Work required: Collect the lines of the entries where "rapida" shows up.

Stored records:
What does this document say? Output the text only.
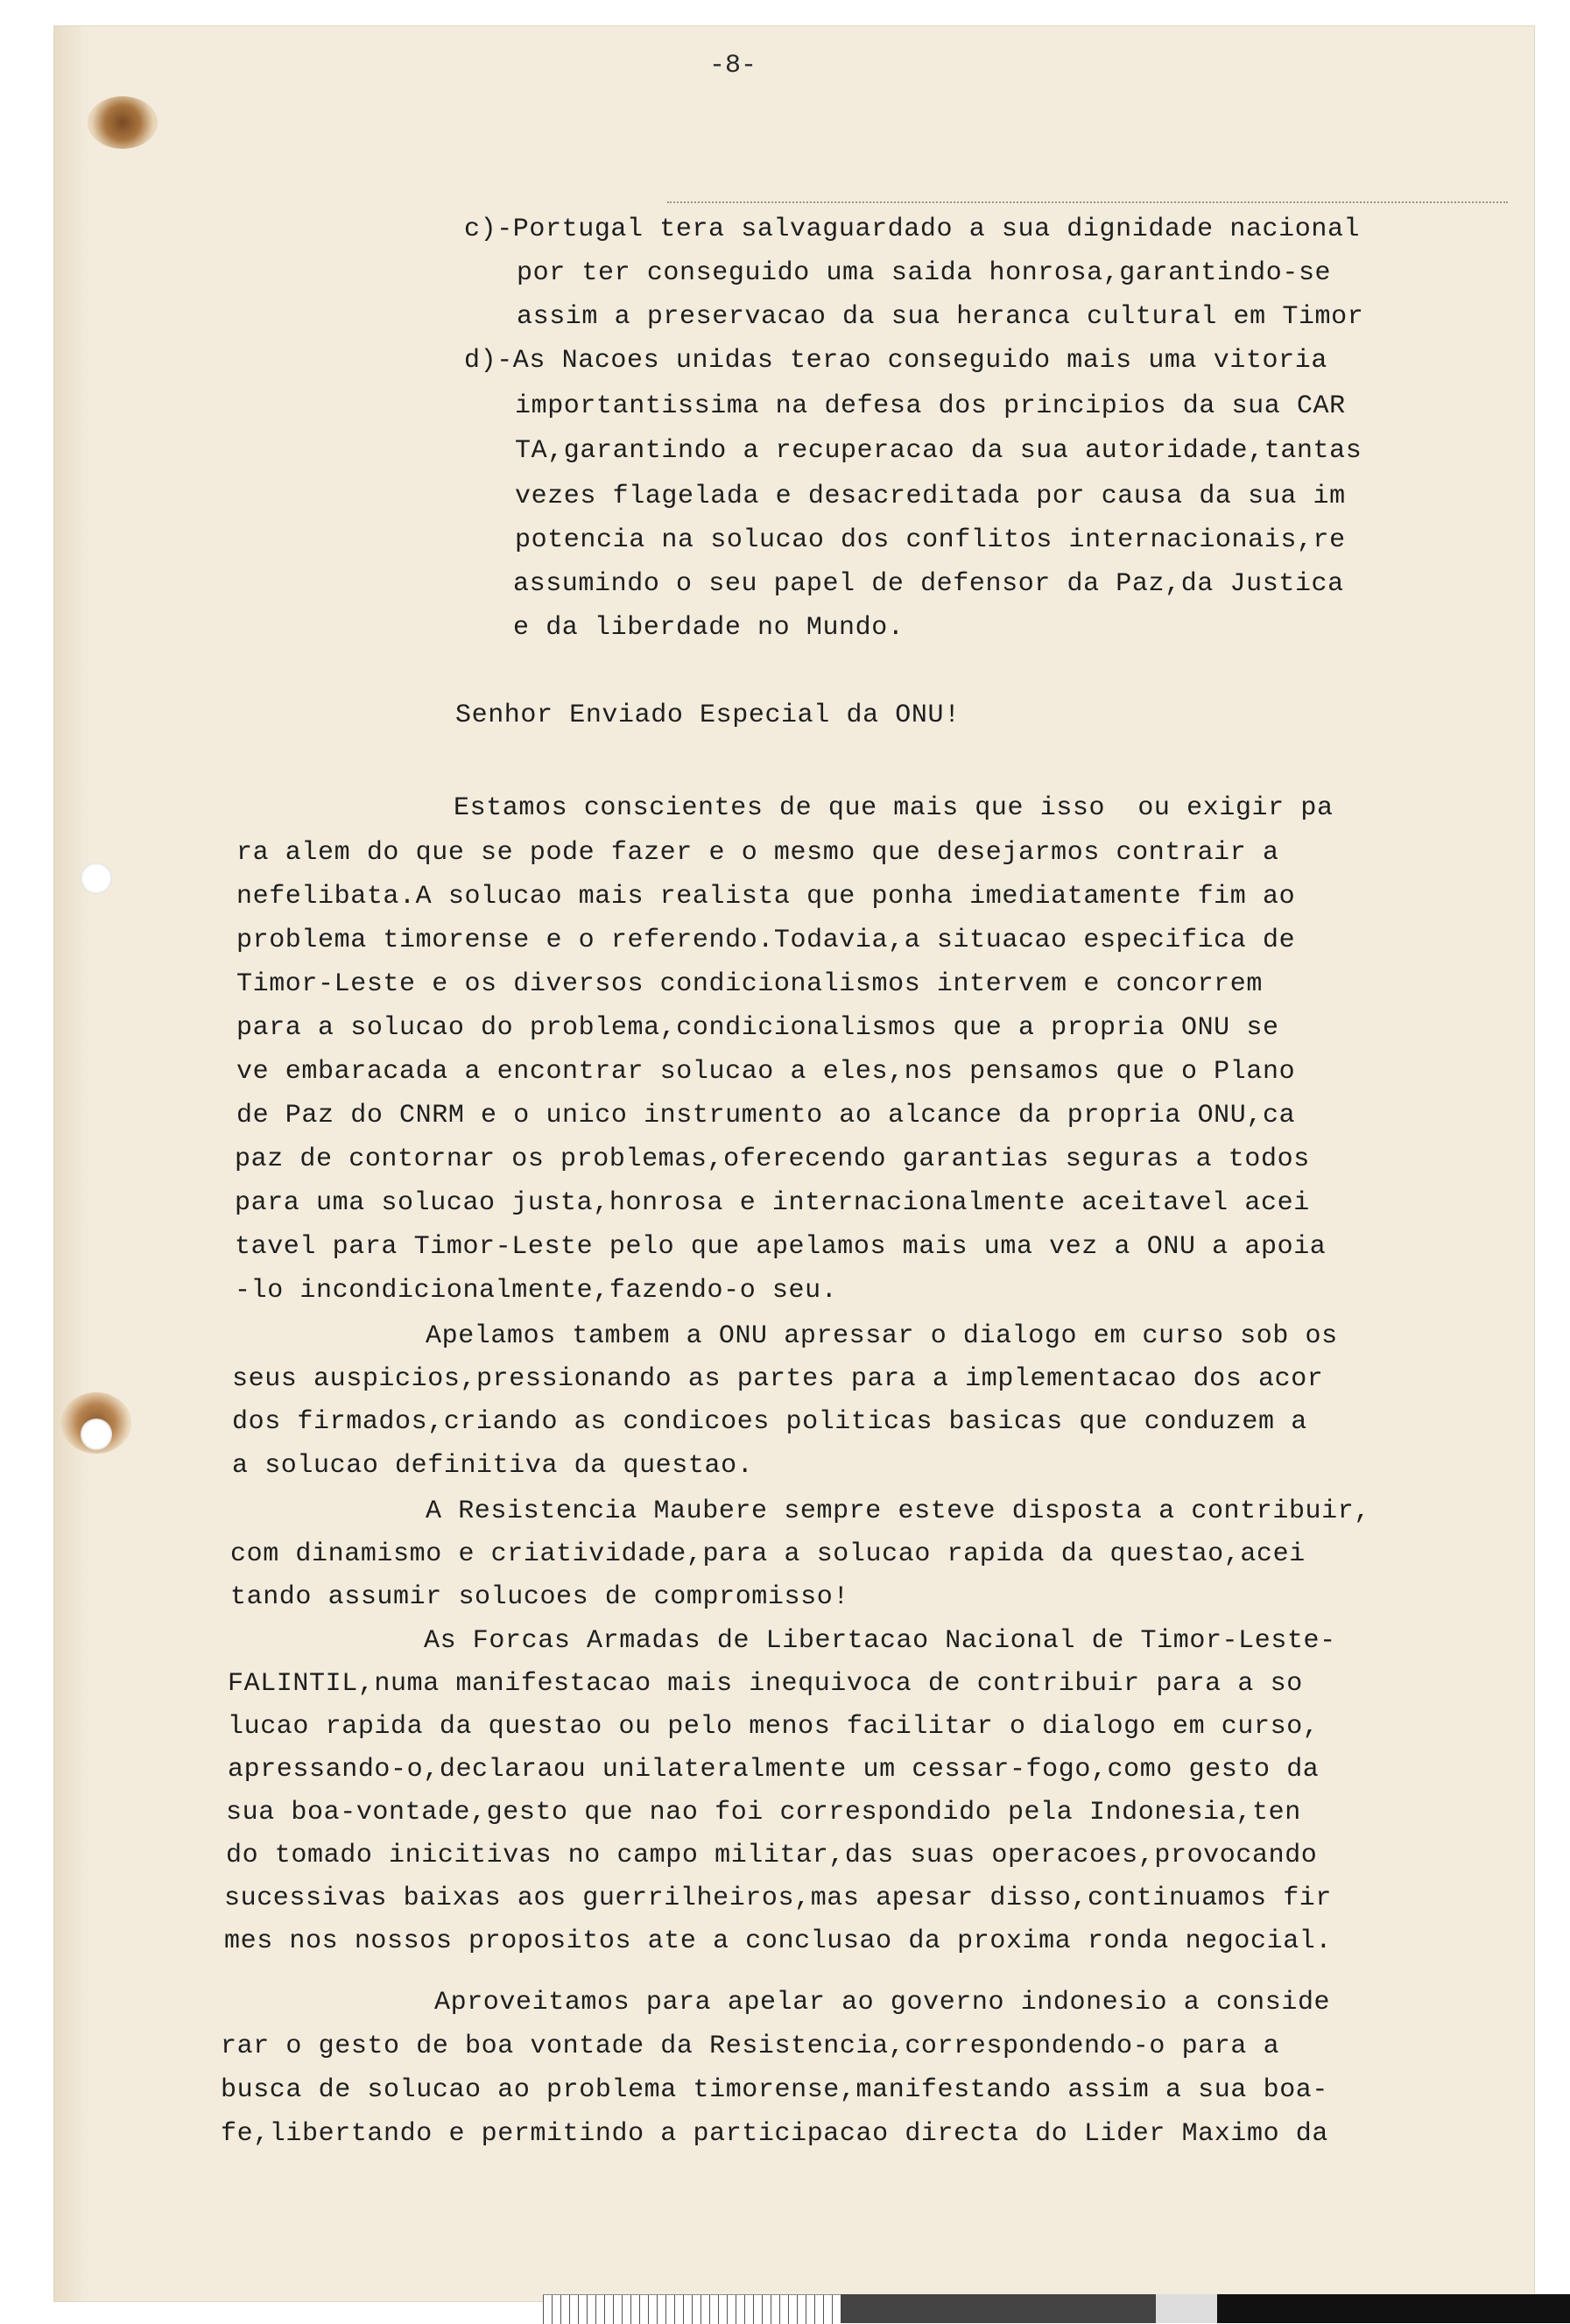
-8-
c)-Portugal tera salvaguardado a sua dignidade nacional
por ter conseguido uma saida honrosa,garantindo-se
assim a preservacao da sua heranca cultural em Timor
d)-As Nacoes unidas terao conseguido mais uma vitoria
importantissima na defesa dos principios da sua CAR
TA,garantindo a recuperacao da sua autoridade,tantas
vezes flagelada e desacreditada por causa da sua im
potencia na solucao dos conflitos internacionais,re
assumindo o seu papel de defensor da Paz,da Justica
e da liberdade no Mundo.
Senhor Enviado Especial da ONU!
Estamos conscientes de que mais que isso  ou exigir pa
ra alem do que se pode fazer e o mesmo que desejarmos contrair a
nefelibata.A solucao mais realista que ponha imediatamente fim ao
problema timorense e o referendo.Todavia,a situacao especifica de
Timor-Leste e os diversos condicionalismos intervem e concorrem
para a solucao do problema,condicionalismos que a propria ONU se
ve embaracada a encontrar solucao a eles,nos pensamos que o Plano
de Paz do CNRM e o unico instrumento ao alcance da propria ONU,ca
paz de contornar os problemas,oferecendo garantias seguras a todos
para uma solucao justa,honrosa e internacionalmente aceitavel acei
tavel para Timor-Leste pelo que apelamos mais uma vez a ONU a apoia
-lo incondicionalmente,fazendo-o seu.
Apelamos tambem a ONU apressar o dialogo em curso sob os
seus auspicios,pressionando as partes para a implementacao dos acor
dos firmados,criando as condicoes politicas basicas que conduzem a
a solucao definitiva da questao.
A Resistencia Maubere sempre esteve disposta a contribuir,
com dinamismo e criatividade,para a solucao rapida da questao,acei
tando assumir solucoes de compromisso!
As Forcas Armadas de Libertacao Nacional de Timor-Leste-
FALINTIL,numa manifestacao mais inequivoca de contribuir para a so
lucao rapida da questao ou pelo menos facilitar o dialogo em curso,
apressando-o,declaraou unilateralmente um cessar-fogo,como gesto da
sua boa-vontade,gesto que nao foi correspondido pela Indonesia,ten
do tomado inicitivas no campo militar,das suas operacoes,provocando
sucessivas baixas aos guerrilheiros,mas apesar disso,continuamos fir
mes nos nossos propositos ate a conclusao da proxima ronda negocial.
Aproveitamos para apelar ao governo indonesio a conside
rar o gesto de boa vontade da Resistencia,correspondendo-o para a
busca de solucao ao problema timorense,manifestando assim a sua boa-
fe,libertando e permitindo a participacao directa do Lider Maximo da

Correct output:
com dinamismo e criatividade,para a solucao rapida da questao,acei
lucao rapida da questao ou pelo menos facilitar o dialogo em curso,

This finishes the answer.